--- start MATERIAL TO PROCESS ---
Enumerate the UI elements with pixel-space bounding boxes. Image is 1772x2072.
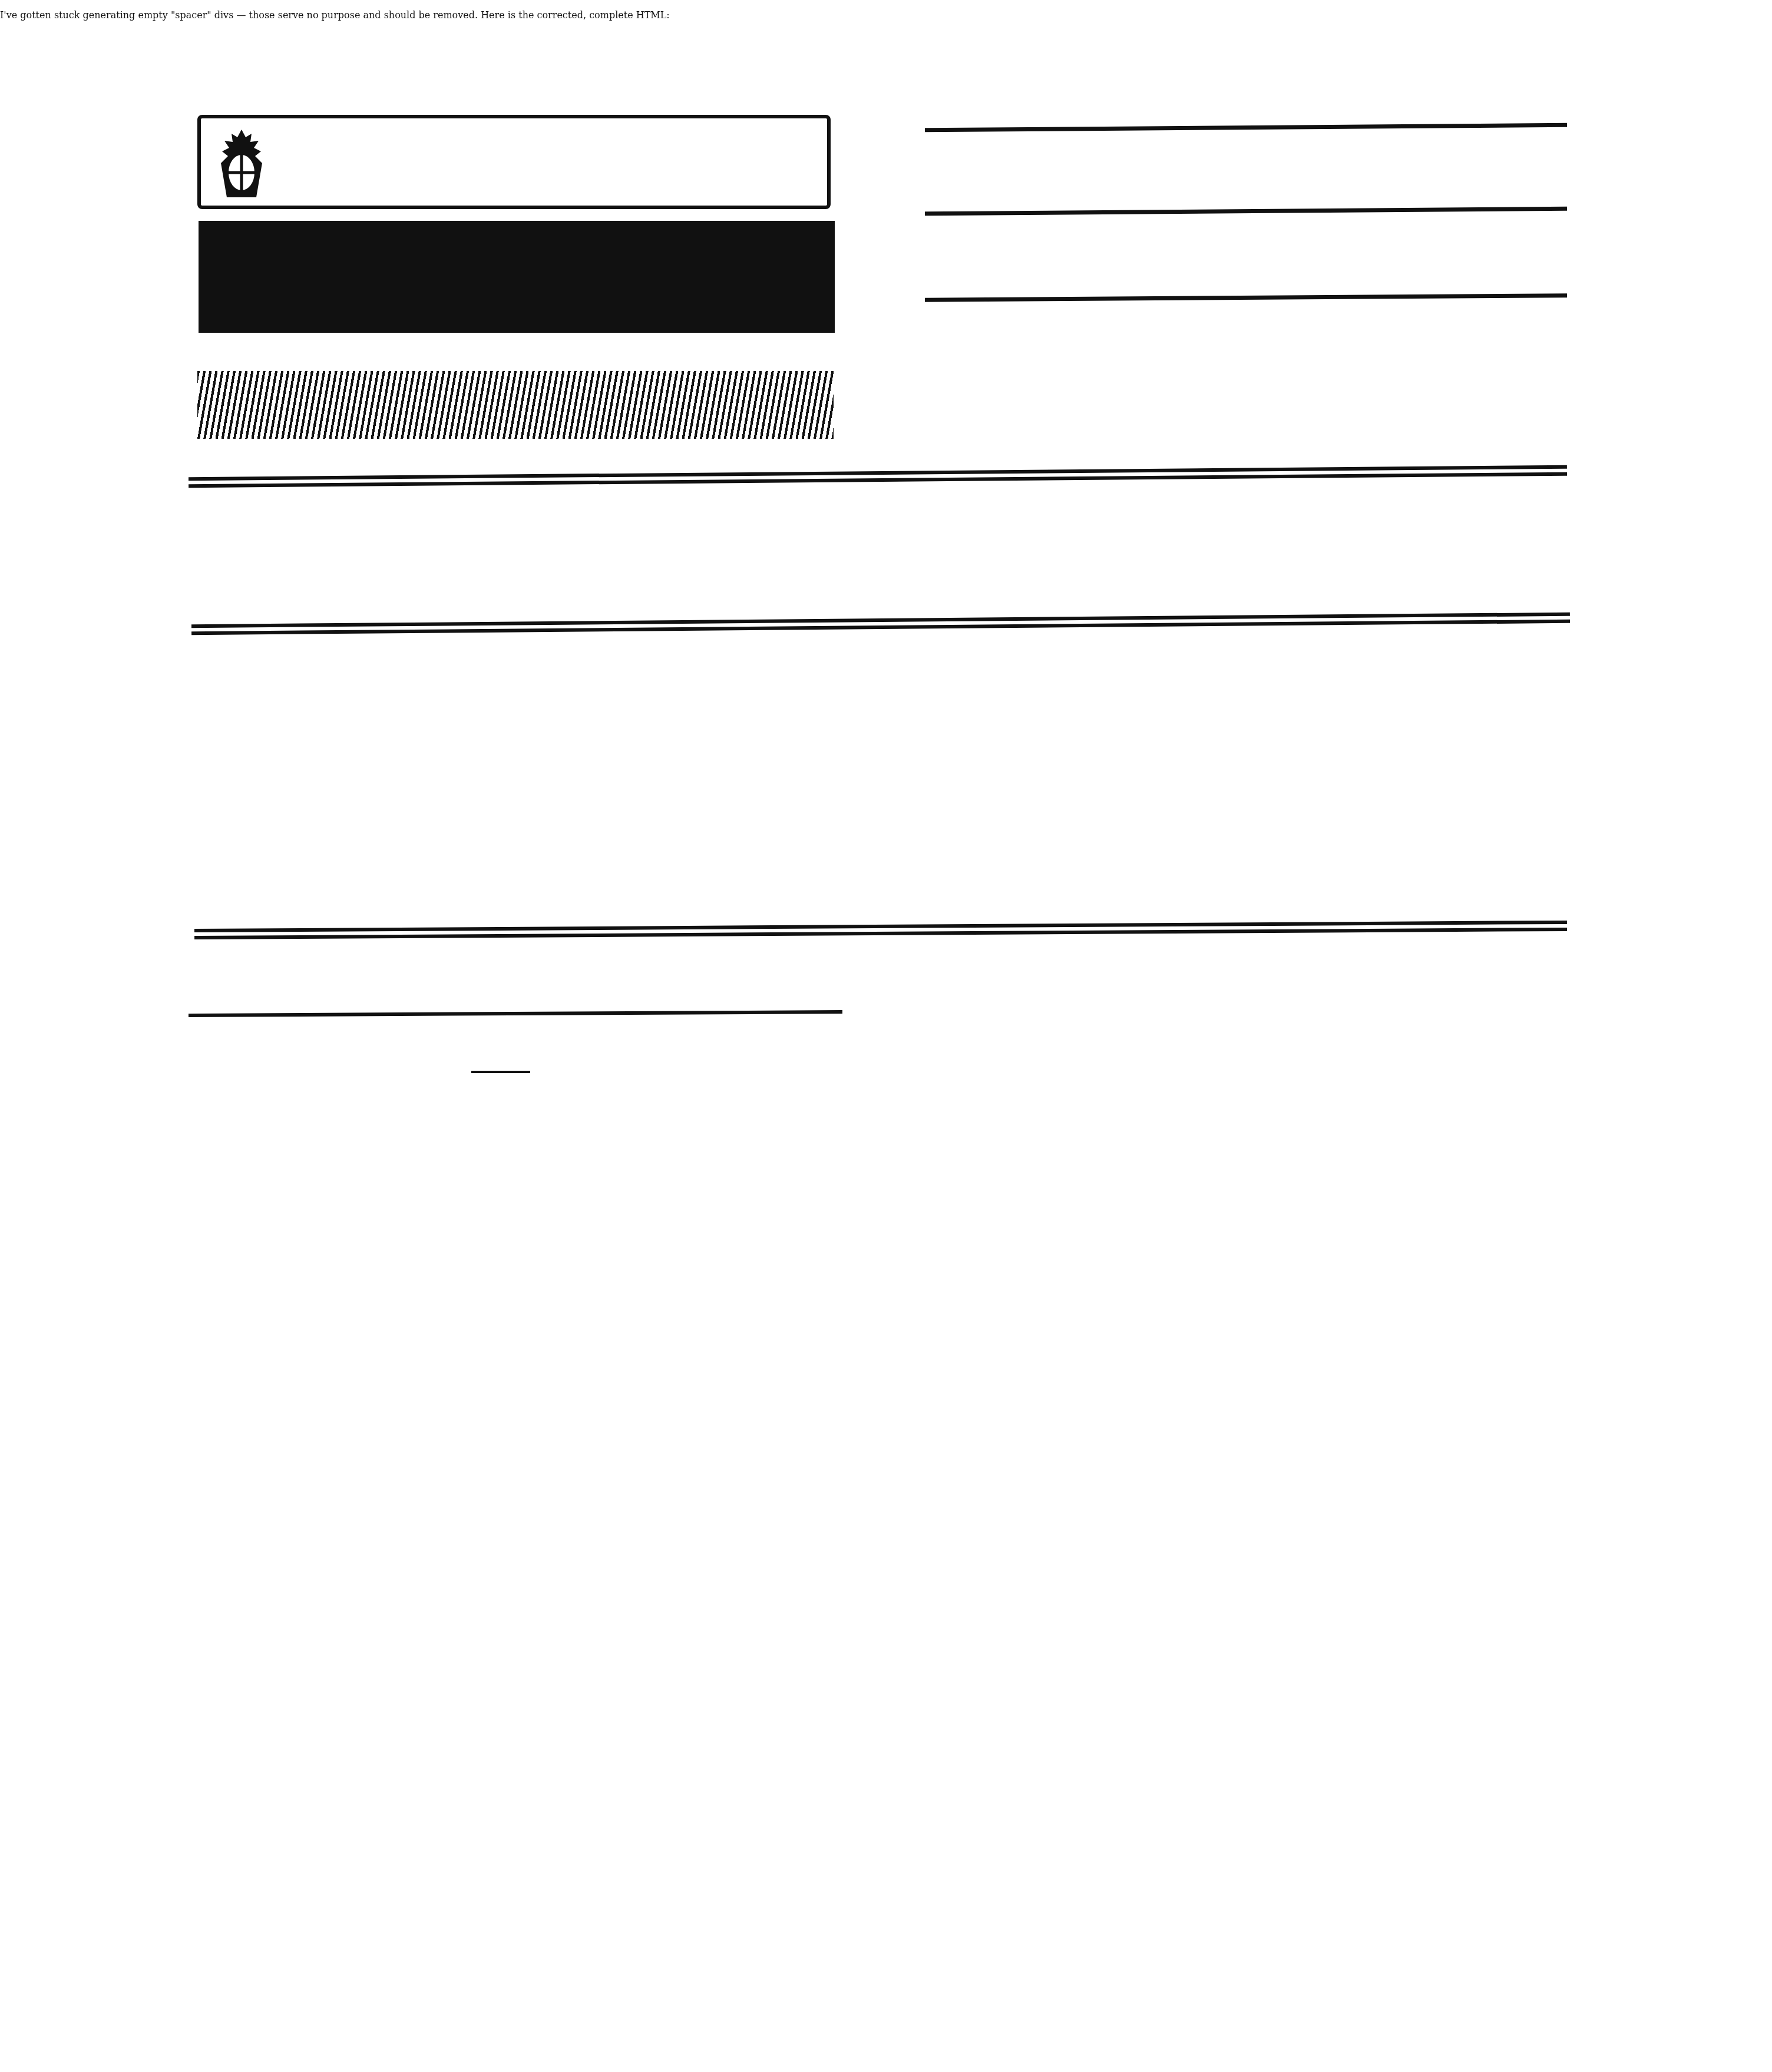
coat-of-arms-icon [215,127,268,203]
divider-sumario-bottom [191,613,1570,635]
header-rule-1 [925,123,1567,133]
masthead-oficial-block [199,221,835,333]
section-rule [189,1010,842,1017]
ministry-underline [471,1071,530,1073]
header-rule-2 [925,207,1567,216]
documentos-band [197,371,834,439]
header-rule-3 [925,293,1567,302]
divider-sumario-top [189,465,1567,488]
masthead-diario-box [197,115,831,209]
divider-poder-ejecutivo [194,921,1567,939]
--- end MATERIAL TO PROCESS ---
--- start MATERIAL TO PROCESS ---
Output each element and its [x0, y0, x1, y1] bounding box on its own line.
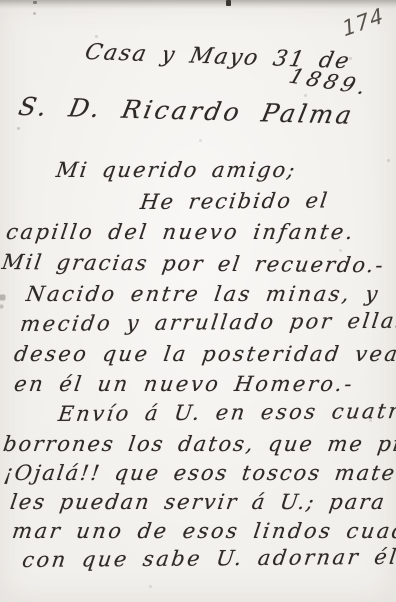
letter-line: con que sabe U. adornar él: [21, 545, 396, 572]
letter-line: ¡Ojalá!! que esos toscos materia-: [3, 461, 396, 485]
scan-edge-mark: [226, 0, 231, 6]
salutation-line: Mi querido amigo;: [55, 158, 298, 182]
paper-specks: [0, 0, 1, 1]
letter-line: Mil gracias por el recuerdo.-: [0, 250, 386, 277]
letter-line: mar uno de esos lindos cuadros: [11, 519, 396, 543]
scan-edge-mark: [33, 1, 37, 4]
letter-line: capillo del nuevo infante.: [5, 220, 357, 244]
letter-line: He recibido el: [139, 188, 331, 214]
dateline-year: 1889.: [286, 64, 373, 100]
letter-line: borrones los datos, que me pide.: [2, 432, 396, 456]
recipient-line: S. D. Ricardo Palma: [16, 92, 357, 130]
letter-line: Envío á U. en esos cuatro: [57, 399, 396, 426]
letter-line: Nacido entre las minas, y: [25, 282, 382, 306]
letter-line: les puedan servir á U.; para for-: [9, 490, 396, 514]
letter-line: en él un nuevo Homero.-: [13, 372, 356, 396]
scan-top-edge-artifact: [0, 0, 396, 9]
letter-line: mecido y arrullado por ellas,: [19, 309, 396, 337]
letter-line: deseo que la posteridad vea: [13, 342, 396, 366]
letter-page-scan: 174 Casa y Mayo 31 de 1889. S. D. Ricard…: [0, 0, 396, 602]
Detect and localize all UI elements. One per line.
--- end MATERIAL TO PROCESS ---
--- start MATERIAL TO PROCESS ---
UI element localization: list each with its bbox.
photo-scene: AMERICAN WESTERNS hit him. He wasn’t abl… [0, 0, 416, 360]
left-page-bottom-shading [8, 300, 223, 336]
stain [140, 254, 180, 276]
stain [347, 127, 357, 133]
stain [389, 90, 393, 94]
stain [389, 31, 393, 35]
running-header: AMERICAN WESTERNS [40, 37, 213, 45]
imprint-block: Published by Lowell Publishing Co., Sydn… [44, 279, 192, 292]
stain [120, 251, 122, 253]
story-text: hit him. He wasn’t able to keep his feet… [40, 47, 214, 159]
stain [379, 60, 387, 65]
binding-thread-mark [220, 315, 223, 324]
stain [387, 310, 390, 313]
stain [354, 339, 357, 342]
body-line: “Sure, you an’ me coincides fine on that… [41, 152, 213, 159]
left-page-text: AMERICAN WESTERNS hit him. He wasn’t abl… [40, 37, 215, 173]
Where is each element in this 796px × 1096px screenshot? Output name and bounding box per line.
--- end MATERIAL TO PROCESS ---
• [STATED TASK] Can you return word for word the lines that begin at the one containing "UI element localization: list" and stop after the one containing "Where is each", with both of those lines included?

• [RESULT BELOW]
UI element localization: list each with its bbox.
photo-scene: AMERICAN WESTERNS hit him. He wasn’t abl… [0, 0, 416, 360]
left-page-bottom-shading [8, 300, 223, 336]
stain [140, 254, 180, 276]
stain [347, 127, 357, 133]
stain [389, 90, 393, 94]
stain [389, 31, 393, 35]
running-header: AMERICAN WESTERNS [40, 37, 213, 45]
imprint-block: Published by Lowell Publishing Co., Sydn… [44, 279, 192, 292]
stain [120, 251, 122, 253]
story-text: hit him. He wasn’t able to keep his feet… [40, 47, 214, 159]
stain [379, 60, 387, 65]
binding-thread-mark [220, 315, 223, 324]
stain [387, 310, 390, 313]
stain [354, 339, 357, 342]
body-line: “Sure, you an’ me coincides fine on that… [41, 152, 213, 159]
left-page-text: AMERICAN WESTERNS hit him. He wasn’t abl… [40, 37, 215, 173]
Where is each element in this 796px × 1096px screenshot? Output name and bounding box per line.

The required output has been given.